## TEXT PASSAGE
##############################

Help me find a punishment to fit this crime

Anonymous
Anonymous wrote:
Anonymous wrote:
Anonymous wrote:
Anonymous wrote:
Anonymous wrote:7 year old DS asked to open the Pokemon card set I bought for his friends birthday party tomorrow and I said no, explaining that you can't give an opened set of cards as gift. He did it anyways while I was busy with his sibling and I am SO MAD! We now need to find an extra gift for this kid (meaning another store trip in the next 24 hours), and the cards themselves are messed up so basically $20 is totally down the drain. Giving him the cards is not an option.

I lectured him in the car all the way to camp while he cried his eyes out. What should be his punishment? He does not have $20 to repurchase the gift, nor will he care to miss this kids birthday party as its a neighborhood friend that he doesn't particularly care for at a meh location.

Thanks!


He doesn't get the cards, you tell the other parents he has to stay home as punishment (so no birthday party for the other kid and no extra present for you to buy.) He then gets to do chores with your supervision during the time of the bday party, and he does enough to "earn" the 20.00 back...or enough for a seven year old. Or sit in timeout with no toys.


This is the answer.

At the expense of the party boy, who did nothing wrong.

He won't notice whether or not the kid from down the street that he isn't friends with showed up.


He will notice and the parents have already paid for and accounted for OP’s child. Plus it sounds like the birthday boy struggles socially a little bit, so one kid missing could be a big difference. He needs to go to the party. He can “earn back” the $20 by doing chores at a later time.
Anonymous
He shouldn’t get to keep the opened cards either.

##############################

## MATERIAL PROVIDED

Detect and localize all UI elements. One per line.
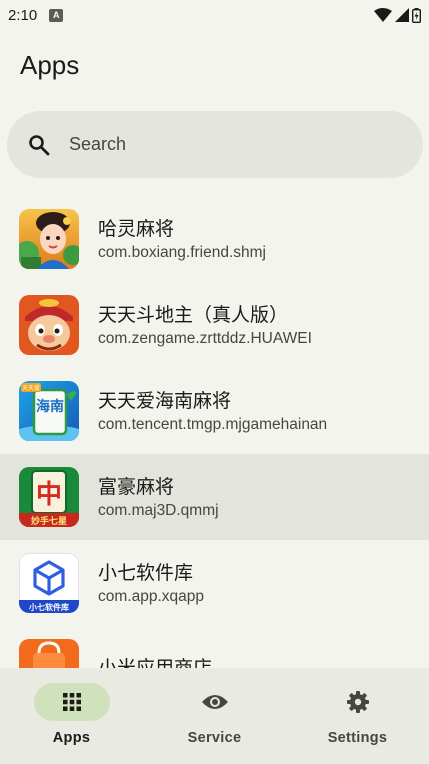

##############################

## EXERCISE SET
1. From the Pokemon card thread above, type out the passage starting with "I lectured him" and going on through "a meh location.", with no changes.
2. Translate this sentence from the Pokemon card thread into Spanish: "He shouldn’t get to keep the opened cards either."

## FINAL ANSWERS
1.
I lectured him in the car all the way to camp while he cried his eyes out. What should be his punishment? He does not have $20 to repurchase the gift, nor will he care to miss this kids birthday party as its a neighborhood friend that he doesn't particularly care for at a meh location.

2. Tampoco debería quedarse con las cartas abiertas.